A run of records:
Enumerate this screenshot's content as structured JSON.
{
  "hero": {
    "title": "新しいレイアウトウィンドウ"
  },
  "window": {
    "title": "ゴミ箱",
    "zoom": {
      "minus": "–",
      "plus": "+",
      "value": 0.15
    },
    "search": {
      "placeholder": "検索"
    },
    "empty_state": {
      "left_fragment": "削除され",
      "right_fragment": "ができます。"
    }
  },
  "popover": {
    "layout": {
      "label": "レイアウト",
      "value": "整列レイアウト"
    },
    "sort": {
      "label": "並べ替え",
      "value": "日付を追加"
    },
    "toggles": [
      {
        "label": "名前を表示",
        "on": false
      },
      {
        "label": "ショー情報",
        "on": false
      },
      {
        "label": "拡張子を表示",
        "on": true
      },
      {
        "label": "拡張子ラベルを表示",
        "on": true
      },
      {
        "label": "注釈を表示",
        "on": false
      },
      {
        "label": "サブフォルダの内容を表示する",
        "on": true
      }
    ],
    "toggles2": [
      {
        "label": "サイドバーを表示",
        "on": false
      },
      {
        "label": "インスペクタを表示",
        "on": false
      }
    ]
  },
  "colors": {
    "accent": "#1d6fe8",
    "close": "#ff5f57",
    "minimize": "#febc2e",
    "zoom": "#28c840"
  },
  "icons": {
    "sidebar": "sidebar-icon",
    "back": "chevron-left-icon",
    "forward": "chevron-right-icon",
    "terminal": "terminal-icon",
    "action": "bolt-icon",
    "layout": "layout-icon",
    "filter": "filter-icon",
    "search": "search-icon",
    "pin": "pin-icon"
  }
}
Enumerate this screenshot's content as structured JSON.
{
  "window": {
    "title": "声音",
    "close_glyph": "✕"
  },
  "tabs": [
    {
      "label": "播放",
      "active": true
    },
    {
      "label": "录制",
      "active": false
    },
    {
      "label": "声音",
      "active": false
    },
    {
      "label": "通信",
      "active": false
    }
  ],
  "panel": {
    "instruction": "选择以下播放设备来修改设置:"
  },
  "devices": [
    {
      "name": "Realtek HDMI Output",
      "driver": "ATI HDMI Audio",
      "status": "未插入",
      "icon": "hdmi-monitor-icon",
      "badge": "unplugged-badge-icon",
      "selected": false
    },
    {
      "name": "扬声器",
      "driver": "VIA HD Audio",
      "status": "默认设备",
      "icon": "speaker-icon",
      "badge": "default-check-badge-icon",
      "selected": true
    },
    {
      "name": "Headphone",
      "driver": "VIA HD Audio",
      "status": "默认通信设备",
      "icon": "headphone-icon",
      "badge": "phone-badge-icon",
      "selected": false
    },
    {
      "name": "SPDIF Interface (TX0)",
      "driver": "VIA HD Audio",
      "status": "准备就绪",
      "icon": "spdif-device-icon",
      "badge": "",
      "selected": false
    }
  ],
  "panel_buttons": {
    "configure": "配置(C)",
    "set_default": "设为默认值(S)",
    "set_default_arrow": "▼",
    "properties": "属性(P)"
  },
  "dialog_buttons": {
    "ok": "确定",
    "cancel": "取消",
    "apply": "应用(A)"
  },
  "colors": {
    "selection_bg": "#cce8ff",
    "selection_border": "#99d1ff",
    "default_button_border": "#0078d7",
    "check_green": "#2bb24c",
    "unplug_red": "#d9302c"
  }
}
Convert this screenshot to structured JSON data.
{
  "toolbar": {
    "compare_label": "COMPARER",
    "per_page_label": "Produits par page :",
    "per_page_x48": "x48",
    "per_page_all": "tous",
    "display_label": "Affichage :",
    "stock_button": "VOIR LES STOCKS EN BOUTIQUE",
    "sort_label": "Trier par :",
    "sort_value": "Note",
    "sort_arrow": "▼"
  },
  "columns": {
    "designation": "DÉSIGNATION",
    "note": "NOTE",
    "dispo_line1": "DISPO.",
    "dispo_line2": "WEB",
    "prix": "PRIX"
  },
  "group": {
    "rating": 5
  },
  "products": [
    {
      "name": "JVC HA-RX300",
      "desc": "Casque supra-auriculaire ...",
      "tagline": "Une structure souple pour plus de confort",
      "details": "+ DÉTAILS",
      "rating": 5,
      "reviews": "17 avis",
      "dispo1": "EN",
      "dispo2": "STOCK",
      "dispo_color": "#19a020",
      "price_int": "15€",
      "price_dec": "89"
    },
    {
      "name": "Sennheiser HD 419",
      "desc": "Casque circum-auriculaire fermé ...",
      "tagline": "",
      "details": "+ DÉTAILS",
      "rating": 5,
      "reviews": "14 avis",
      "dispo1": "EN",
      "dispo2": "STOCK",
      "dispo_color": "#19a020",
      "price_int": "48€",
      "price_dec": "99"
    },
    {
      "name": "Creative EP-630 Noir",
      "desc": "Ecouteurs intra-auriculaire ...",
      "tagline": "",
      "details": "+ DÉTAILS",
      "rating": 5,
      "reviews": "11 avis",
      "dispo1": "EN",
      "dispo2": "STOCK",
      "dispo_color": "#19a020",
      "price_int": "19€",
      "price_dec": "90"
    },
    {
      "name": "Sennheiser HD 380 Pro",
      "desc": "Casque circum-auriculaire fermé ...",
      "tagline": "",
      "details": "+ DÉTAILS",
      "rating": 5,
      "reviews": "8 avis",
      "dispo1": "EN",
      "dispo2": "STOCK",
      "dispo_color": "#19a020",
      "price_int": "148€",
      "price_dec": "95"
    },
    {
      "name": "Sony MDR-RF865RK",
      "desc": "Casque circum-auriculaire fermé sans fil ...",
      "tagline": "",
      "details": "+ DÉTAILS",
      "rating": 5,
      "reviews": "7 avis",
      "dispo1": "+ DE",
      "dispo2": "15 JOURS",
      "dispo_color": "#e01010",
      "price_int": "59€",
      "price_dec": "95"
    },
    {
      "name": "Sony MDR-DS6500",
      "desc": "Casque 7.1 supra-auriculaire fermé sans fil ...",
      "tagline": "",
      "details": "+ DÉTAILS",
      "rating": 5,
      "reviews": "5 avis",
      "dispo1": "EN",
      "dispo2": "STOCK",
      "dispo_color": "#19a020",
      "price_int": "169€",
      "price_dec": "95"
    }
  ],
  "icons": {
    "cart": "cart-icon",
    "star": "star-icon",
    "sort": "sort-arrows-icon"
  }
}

Objective: Respond with nothing but the number of lines in the entries that contain the string "badge".

Finished answer: 4